**The exercise**
Extract every line that contains the string "tane".

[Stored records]
## Begin
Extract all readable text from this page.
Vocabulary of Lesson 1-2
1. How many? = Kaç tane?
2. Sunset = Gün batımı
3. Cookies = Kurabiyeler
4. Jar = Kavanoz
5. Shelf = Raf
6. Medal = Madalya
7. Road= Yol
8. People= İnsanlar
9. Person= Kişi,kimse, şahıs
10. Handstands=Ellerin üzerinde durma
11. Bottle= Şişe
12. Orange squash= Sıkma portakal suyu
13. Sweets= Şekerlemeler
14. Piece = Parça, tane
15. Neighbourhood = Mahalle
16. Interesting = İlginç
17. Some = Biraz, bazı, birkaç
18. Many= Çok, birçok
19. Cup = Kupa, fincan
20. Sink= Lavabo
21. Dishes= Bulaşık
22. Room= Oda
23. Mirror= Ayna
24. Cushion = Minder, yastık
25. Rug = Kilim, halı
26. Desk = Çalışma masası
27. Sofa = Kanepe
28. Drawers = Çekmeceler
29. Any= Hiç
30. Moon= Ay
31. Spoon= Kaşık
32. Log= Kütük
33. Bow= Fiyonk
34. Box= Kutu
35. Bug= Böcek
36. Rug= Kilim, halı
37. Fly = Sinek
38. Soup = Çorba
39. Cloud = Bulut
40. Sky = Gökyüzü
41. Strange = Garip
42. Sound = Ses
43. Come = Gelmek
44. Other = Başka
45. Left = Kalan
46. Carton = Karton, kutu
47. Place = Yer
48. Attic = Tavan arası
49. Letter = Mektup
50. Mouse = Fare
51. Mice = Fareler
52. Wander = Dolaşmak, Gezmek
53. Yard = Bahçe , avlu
## End
**In response**
1. How many? = Kaç tane?
14. Piece = Parça, tane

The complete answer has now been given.